## [Exercise description]
Below is a block of records. Copy every line in it that contains the word "σειρά".

## [Records shown]
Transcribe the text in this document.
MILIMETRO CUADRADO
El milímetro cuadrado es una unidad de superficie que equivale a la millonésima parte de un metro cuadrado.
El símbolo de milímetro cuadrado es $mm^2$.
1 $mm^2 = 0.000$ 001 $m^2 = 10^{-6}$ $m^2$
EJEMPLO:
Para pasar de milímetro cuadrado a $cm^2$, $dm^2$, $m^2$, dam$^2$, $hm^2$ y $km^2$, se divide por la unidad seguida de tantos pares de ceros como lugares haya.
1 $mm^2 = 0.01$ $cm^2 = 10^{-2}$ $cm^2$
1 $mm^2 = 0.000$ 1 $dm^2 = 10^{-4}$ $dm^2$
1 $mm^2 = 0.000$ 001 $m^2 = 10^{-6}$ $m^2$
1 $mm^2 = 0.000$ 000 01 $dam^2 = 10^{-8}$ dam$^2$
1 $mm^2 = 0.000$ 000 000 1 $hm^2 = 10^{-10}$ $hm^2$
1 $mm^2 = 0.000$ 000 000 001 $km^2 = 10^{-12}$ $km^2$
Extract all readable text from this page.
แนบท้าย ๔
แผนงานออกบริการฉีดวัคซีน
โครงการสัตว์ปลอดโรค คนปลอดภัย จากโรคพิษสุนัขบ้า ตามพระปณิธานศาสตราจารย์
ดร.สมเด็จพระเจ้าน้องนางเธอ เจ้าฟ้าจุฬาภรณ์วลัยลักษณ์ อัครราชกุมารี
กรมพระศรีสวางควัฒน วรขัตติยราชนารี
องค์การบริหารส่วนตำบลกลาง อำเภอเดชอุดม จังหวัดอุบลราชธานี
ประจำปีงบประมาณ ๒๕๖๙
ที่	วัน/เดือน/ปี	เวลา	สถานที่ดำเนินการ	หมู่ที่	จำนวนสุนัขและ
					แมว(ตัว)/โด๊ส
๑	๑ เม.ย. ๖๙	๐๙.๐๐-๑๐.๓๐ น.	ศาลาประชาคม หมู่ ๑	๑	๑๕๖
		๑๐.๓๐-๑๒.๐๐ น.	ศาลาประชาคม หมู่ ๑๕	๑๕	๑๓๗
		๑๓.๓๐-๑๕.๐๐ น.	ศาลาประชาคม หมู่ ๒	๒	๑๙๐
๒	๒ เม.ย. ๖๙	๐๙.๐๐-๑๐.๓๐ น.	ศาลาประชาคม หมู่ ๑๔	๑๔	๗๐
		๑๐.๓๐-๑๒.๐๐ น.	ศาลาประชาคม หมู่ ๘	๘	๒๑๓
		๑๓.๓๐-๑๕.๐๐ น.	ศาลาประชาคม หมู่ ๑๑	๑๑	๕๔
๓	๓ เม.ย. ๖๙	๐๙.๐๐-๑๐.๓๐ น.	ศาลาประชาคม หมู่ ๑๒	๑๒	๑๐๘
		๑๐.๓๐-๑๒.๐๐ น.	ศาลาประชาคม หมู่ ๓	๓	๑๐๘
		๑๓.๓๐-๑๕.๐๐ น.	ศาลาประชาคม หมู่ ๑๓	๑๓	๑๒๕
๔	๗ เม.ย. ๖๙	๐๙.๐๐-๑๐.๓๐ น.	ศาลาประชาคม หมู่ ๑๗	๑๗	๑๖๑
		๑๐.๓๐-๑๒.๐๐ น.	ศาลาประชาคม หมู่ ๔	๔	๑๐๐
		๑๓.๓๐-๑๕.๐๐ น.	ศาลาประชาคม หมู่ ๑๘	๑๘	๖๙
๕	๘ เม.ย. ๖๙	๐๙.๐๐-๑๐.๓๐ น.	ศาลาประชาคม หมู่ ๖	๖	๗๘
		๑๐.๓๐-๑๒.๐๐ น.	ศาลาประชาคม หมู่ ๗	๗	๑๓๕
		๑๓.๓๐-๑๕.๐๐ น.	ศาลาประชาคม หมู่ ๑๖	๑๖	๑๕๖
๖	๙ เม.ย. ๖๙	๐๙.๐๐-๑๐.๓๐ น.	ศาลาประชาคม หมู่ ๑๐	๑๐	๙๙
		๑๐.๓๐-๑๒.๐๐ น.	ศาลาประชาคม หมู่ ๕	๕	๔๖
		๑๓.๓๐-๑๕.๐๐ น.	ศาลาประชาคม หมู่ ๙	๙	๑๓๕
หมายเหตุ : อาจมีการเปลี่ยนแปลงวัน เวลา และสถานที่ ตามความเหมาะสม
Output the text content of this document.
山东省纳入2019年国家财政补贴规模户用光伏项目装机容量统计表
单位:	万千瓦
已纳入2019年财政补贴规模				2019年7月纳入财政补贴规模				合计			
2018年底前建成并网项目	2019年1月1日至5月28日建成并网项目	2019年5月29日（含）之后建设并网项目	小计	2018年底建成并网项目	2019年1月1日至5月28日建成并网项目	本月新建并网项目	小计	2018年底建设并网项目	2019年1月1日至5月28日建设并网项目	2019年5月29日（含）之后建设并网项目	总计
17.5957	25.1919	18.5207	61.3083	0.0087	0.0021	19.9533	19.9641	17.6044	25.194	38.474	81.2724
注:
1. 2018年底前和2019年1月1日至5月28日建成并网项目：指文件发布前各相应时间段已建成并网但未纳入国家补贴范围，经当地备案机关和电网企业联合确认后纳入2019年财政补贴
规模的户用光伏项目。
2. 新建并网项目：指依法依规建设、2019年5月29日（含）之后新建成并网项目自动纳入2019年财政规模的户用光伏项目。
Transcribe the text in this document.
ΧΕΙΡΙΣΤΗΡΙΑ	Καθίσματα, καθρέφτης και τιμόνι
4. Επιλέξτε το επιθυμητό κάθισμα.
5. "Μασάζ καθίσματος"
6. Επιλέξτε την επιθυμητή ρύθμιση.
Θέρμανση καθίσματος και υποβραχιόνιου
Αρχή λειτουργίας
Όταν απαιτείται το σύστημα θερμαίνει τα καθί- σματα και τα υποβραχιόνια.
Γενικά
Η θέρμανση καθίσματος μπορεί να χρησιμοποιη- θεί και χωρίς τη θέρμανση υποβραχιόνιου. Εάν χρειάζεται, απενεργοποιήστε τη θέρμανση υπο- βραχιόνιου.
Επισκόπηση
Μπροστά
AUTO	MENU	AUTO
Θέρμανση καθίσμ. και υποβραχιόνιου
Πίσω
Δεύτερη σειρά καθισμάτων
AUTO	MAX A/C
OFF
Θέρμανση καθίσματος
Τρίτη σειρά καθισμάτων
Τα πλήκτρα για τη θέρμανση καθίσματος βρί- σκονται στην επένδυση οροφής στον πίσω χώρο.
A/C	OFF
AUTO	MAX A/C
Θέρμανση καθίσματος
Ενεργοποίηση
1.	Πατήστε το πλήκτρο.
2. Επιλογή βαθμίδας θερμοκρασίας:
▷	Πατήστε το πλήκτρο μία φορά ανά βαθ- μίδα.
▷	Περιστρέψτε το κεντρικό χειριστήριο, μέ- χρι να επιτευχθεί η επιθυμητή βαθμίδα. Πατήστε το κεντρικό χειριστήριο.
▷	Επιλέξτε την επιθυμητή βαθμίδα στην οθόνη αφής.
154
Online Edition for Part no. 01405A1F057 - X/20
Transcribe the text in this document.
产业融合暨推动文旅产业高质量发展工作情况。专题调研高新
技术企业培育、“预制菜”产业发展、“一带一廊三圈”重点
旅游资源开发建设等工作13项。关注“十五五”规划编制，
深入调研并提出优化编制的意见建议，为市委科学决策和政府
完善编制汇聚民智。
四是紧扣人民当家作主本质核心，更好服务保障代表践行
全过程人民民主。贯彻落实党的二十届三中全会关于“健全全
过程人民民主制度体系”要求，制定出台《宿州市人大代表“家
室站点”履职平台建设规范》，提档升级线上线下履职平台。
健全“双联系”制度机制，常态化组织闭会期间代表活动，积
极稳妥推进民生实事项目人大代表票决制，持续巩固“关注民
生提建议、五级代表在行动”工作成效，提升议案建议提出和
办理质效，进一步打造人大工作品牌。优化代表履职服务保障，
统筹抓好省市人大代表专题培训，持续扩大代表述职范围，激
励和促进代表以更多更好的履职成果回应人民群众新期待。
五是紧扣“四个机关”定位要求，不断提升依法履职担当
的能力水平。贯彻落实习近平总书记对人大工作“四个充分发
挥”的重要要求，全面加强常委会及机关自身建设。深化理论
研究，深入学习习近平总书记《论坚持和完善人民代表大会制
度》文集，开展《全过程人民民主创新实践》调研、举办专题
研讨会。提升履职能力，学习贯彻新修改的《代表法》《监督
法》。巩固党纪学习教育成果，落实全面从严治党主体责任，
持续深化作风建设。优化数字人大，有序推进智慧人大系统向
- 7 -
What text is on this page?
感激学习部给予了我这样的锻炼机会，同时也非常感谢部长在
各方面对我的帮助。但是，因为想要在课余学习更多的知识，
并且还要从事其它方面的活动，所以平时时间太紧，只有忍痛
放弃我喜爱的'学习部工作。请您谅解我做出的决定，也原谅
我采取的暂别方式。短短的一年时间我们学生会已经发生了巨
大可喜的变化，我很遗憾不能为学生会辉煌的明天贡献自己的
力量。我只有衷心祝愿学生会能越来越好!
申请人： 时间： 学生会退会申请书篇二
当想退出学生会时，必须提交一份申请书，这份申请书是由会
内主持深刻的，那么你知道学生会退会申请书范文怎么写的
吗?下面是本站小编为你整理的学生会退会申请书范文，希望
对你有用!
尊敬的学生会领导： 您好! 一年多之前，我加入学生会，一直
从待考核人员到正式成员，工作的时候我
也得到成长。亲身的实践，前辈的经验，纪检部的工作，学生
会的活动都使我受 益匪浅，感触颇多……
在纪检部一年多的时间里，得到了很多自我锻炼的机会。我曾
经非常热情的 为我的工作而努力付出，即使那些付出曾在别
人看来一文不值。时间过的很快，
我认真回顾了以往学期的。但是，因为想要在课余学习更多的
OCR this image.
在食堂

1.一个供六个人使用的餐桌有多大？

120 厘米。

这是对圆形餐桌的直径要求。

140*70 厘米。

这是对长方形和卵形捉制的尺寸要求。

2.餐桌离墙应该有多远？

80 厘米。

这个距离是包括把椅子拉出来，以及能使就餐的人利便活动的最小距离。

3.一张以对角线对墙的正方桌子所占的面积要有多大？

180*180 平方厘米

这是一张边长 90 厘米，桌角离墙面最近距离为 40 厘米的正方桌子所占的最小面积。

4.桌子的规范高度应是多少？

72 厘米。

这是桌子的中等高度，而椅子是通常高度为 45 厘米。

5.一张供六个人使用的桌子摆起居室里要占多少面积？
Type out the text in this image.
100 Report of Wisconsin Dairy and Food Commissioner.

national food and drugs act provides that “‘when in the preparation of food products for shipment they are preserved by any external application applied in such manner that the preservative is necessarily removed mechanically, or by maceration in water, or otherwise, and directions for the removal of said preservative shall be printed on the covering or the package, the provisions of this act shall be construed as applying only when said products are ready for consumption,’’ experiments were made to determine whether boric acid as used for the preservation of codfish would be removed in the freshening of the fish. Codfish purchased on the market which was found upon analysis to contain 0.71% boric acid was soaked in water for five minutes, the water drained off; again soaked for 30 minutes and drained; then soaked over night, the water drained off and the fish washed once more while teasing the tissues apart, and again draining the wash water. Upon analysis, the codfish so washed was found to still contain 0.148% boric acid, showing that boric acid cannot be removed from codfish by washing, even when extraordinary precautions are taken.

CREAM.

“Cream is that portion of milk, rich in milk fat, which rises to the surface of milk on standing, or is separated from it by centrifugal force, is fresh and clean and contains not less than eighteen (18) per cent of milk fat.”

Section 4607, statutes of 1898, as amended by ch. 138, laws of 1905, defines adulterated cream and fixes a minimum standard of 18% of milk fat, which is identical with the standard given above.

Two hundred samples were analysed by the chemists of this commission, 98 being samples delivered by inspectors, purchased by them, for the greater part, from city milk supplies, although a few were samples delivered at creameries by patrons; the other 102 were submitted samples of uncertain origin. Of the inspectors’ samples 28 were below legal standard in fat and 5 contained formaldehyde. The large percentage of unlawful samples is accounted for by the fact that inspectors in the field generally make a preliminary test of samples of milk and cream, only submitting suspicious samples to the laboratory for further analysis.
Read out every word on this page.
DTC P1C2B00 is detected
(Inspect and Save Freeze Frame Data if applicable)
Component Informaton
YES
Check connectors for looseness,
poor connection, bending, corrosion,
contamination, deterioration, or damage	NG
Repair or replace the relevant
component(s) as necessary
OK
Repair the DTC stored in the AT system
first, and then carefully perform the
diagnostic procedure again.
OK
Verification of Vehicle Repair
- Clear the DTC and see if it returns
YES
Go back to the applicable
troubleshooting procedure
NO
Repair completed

## [Reply to the exercise]
Δεύτερη σειρά καθισμάτων
Τρίτη σειρά καθισμάτων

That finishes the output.